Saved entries
◆ ◆ ◆ ◆

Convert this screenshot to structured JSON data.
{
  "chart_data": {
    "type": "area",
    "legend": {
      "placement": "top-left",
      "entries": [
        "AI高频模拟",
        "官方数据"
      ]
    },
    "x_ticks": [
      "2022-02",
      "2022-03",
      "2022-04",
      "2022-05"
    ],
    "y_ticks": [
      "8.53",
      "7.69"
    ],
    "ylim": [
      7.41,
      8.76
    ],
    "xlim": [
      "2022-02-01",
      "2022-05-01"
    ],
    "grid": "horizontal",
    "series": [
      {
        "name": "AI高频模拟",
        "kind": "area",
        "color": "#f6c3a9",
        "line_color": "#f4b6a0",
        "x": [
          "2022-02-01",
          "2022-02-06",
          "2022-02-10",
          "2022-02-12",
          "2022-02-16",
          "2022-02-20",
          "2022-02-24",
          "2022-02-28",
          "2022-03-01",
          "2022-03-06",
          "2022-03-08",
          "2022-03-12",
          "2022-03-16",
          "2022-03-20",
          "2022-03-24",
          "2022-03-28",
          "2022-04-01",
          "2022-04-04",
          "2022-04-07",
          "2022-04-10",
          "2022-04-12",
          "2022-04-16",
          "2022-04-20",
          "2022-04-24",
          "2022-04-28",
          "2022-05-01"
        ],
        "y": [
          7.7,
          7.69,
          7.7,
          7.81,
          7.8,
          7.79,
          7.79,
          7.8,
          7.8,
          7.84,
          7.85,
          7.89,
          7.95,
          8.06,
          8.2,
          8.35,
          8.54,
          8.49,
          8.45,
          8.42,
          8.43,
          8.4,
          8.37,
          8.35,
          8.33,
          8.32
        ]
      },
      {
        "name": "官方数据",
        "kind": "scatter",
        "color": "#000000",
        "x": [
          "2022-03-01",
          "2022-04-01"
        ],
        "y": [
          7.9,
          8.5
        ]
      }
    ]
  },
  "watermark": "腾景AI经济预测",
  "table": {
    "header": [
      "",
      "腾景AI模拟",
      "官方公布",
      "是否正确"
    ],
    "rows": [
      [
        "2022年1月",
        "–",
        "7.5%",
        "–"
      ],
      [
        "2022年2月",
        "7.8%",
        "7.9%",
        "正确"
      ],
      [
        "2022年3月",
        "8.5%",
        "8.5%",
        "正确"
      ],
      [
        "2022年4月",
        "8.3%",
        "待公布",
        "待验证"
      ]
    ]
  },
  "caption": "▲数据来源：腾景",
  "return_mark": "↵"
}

◆ ◆ ◆ ◆

• [Objective] Reproduce the material precisely, including every line.

• [Problem solution]
Convert this screenshot to structured JSON data.
{
  "chart_data": {
    "type": "area",
    "legend": {
      "placement": "top-left",
      "entries": [
        "AI高频模拟",
        "官方数据"
      ]
    },
    "x_ticks": [
      "2022-02",
      "2022-03",
      "2022-04",
      "2022-05"
    ],
    "y_ticks": [
      "8.53",
      "7.69"
    ],
    "ylim": [
      7.41,
      8.76
    ],
    "xlim": [
      "2022-02-01",
      "2022-05-01"
    ],
    "grid": "horizontal",
    "series": [
      {
        "name": "AI高频模拟",
        "kind": "area",
        "color": "#f6c3a9",
        "line_color": "#f4b6a0",
        "x": [
          "2022-02-01",
          "2022-02-06",
          "2022-02-10",
          "2022-02-12",
          "2022-02-16",
          "2022-02-20",
          "2022-02-24",
          "2022-02-28",
          "2022-03-01",
          "2022-03-06",
          "2022-03-08",
          "2022-03-12",
          "2022-03-16",
          "2022-03-20",
          "2022-03-24",
          "2022-03-28",
          "2022-04-01",
          "2022-04-04",
          "2022-04-07",
          "2022-04-10",
          "2022-04-12",
          "2022-04-16",
          "2022-04-20",
          "2022-04-24",
          "2022-04-28",
          "2022-05-01"
        ],
        "y": [
          7.7,
          7.69,
          7.7,
          7.81,
          7.8,
          7.79,
          7.79,
          7.8,
          7.8,
          7.84,
          7.85,
          7.89,
          7.95,
          8.06,
          8.2,
          8.35,
          8.54,
          8.49,
          8.45,
          8.42,
          8.43,
          8.4,
          8.37,
          8.35,
          8.33,
          8.32
        ]
      },
      {
        "name": "官方数据",
        "kind": "scatter",
        "color": "#000000",
        "x": [
          "2022-03-01",
          "2022-04-01"
        ],
        "y": [
          7.9,
          8.5
        ]
      }
    ]
  },
  "watermark": "腾景AI经济预测",
  "table": {
    "header": [
      "",
      "腾景AI模拟",
      "官方公布",
      "是否正确"
    ],
    "rows": [
      [
        "2022年1月",
        "–",
        "7.5%",
        "–"
      ],
      [
        "2022年2月",
        "7.8%",
        "7.9%",
        "正确"
      ],
      [
        "2022年3月",
        "8.5%",
        "8.5%",
        "正确"
      ],
      [
        "2022年4月",
        "8.3%",
        "待公布",
        "待验证"
      ]
    ]
  },
  "caption": "▲数据来源：腾景",
  "return_mark": "↵"
}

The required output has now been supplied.